- Goal of the exercise -
Identify the lines that contain the string "Hand" and copy all of them.
┌─ Input records
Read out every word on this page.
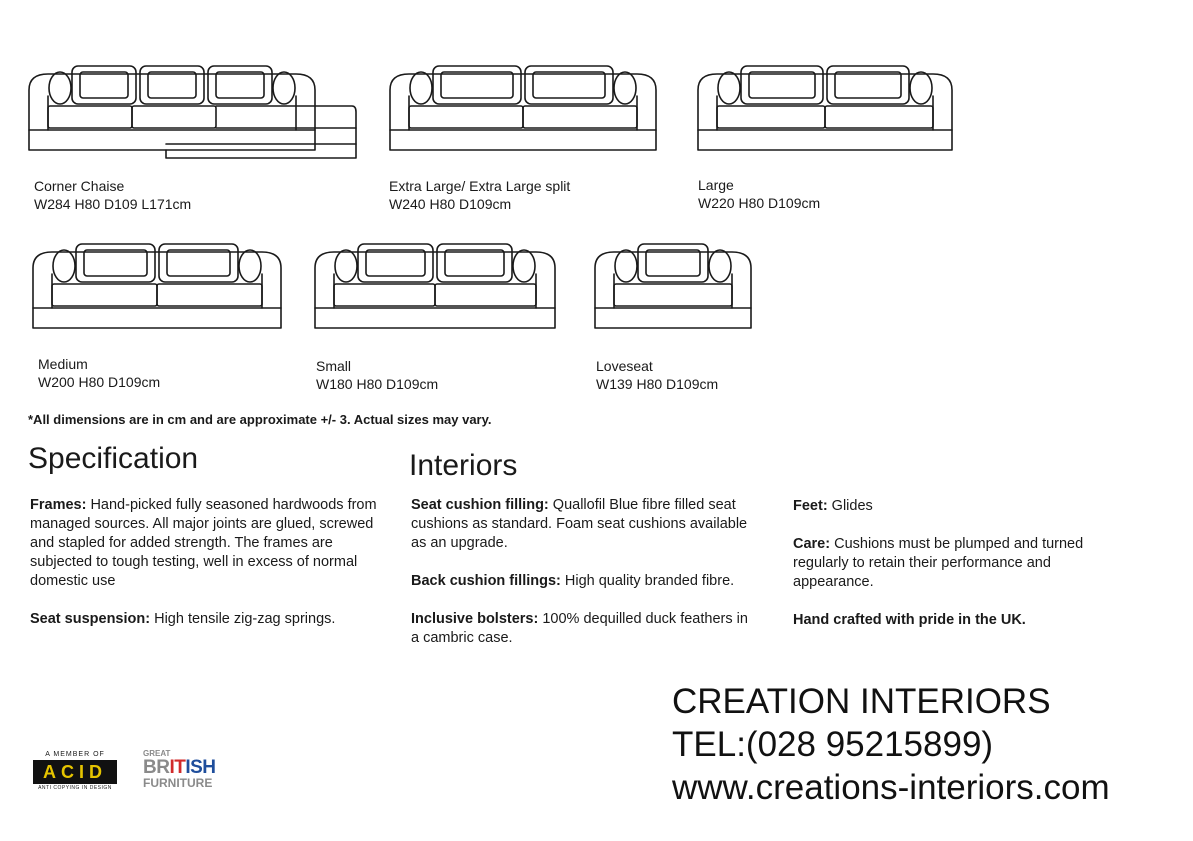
Corner Chaise
W284 H80 D109 L171cm
Extra Large/ Extra Large split
W240 H80 D109cm
Large
W220 H80 D109cm
Medium
W200 H80 D109cm
Small
W180 H80 D109cm
Loveseat
W139 H80 D109cm
*All dimensions are in cm and are approximate +/- 3. Actual sizes may vary.
Specification	Interiors

Frames: Hand-picked fully seasoned hardwoods from managed sources. All major joints are glued, screwed and stapled for added strength. The frames are subjected to tough testing, well in excess of normal domestic use

Seat suspension: High tensile zig-zag springs.

Seat cushion filling: Quallofil Blue fibre filled seat cushions as standard. Foam seat cushions available as an upgrade.

Back cushion fillings: High quality branded fibre.

Inclusive bolsters: 100% dequilled duck feathers in a cambric case.

Feet: Glides

Care: Cushions must be plumped and turned regularly to retain their performance and appearance.

Hand crafted with pride in the UK.

CREATION INTERIORS
TEL:(028 95215899)
www.creations-interiors.com
A MEMBER OF
ACID
ANTI COPYING IN DESIGN
GREAT
BRITISH
FURNITURE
└─
- Written response -
Frames: Hand-picked fully seasoned hardwoods from managed sources. All major joints are glued, screwed and stapled for added strength. The frames are subjected to tough testing, well in excess of normal domestic use
Hand crafted with pride in the UK.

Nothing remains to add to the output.